• **Task statement**: Every line containing the word "JSON" needs to be found and copied.

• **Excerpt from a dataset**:
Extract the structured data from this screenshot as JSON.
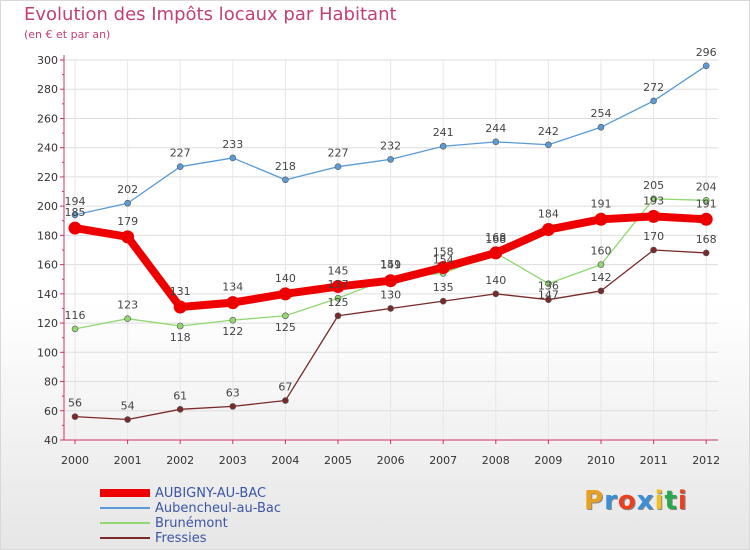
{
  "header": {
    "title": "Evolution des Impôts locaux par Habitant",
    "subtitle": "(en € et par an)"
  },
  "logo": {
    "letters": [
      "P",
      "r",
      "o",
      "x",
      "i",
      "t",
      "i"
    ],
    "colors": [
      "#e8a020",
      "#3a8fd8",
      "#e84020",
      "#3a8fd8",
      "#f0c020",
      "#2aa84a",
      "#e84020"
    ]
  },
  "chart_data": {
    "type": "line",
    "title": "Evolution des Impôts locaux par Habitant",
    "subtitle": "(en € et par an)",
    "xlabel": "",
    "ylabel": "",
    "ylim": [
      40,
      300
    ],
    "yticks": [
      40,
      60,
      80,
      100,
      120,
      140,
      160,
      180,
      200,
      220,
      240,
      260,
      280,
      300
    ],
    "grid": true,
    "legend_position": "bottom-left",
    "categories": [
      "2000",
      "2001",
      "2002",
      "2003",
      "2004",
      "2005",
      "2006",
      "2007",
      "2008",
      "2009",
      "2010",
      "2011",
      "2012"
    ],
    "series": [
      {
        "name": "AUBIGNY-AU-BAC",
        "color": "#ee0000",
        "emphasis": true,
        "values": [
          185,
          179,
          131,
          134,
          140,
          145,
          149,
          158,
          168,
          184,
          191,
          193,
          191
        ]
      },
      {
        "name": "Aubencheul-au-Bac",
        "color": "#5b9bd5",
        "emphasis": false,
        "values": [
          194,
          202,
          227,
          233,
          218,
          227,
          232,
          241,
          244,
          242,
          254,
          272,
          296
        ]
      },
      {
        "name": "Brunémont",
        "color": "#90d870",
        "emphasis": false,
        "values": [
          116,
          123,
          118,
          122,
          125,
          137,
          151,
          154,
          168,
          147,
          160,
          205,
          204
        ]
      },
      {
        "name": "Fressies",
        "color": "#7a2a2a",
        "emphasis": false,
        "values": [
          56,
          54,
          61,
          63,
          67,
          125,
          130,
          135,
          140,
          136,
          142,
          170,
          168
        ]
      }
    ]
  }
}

==

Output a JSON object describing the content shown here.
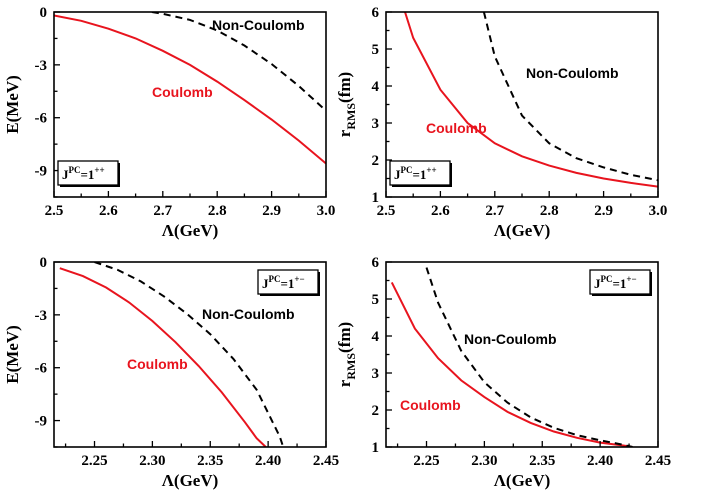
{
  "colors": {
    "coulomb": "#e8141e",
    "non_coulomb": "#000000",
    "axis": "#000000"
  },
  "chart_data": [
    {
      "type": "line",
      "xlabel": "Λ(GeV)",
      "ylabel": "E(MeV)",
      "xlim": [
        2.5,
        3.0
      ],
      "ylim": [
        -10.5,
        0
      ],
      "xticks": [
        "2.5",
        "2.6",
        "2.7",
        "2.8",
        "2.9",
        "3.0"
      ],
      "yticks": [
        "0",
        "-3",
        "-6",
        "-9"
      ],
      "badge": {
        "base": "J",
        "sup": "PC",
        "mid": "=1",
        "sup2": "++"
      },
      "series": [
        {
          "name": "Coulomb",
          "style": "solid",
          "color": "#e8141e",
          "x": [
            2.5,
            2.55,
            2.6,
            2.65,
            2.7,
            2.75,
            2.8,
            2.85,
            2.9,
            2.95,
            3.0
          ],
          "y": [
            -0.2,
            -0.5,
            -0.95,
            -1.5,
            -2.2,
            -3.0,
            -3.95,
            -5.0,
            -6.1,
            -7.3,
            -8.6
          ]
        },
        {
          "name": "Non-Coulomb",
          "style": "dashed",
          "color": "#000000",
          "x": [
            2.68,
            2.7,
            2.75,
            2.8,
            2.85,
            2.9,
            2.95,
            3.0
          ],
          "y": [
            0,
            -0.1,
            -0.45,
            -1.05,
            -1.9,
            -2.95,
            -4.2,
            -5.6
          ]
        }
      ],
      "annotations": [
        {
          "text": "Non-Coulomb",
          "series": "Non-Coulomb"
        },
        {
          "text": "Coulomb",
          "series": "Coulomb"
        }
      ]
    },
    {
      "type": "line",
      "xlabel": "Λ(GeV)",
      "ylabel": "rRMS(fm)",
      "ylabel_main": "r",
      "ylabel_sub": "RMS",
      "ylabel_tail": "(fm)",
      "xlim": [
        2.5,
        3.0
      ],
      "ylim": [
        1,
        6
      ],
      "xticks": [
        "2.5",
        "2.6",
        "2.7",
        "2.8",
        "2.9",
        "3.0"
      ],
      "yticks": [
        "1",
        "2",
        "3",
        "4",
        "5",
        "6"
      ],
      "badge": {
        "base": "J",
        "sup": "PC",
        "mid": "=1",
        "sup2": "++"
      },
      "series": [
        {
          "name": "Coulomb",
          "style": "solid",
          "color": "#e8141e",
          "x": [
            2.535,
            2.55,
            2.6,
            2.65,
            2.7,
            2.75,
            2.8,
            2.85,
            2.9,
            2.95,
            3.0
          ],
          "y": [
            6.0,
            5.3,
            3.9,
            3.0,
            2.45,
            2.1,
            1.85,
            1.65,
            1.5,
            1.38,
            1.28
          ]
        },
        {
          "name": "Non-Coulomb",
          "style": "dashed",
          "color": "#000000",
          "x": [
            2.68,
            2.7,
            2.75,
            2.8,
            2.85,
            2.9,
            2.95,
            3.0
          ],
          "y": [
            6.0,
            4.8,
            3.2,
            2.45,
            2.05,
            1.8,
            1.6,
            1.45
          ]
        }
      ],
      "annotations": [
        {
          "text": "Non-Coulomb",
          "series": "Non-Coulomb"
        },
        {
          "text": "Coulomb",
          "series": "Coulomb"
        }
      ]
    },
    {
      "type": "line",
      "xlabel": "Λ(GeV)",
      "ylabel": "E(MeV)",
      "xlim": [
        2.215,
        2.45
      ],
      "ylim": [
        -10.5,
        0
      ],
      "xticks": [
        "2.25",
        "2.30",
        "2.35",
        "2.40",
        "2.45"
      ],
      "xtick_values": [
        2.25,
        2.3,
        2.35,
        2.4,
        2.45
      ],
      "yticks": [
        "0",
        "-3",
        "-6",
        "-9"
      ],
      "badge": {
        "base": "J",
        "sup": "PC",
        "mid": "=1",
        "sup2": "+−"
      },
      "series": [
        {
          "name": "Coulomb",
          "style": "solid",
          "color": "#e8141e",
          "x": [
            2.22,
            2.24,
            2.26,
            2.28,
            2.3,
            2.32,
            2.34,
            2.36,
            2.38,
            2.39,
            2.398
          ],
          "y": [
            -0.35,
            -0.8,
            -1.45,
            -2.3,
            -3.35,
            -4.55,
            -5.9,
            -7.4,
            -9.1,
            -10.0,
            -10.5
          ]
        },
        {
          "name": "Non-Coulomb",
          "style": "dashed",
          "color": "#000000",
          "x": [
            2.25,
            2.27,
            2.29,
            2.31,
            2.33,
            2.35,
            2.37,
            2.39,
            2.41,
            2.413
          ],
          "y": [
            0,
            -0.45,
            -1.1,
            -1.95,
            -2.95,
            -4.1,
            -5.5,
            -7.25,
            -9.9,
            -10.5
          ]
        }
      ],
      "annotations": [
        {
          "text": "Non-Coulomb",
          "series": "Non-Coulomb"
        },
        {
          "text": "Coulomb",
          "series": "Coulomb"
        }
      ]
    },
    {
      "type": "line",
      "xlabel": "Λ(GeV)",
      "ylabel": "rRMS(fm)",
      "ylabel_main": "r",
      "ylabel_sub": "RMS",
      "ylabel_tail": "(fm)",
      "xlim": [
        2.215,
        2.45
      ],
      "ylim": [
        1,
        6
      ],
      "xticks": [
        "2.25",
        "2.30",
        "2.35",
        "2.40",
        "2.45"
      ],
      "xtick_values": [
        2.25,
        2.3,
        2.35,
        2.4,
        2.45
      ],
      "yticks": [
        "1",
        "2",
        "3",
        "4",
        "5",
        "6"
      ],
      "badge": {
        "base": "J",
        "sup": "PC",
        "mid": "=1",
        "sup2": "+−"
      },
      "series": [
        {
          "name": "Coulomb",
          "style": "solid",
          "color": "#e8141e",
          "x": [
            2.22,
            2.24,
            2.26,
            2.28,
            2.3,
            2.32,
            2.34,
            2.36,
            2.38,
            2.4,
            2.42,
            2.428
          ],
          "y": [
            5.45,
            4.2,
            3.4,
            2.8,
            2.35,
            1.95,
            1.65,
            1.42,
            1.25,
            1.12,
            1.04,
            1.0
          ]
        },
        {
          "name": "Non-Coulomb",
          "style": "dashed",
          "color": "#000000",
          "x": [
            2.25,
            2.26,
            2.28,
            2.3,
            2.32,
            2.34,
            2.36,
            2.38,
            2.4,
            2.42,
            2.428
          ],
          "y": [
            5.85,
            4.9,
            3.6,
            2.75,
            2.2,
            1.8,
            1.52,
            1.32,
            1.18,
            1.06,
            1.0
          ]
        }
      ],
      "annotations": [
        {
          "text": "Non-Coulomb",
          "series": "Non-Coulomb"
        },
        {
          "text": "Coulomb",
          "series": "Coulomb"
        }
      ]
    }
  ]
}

• **Solution to this task**:
Extract the structured data from this screenshot as JSON.
Output a JSON object describing the content shown here.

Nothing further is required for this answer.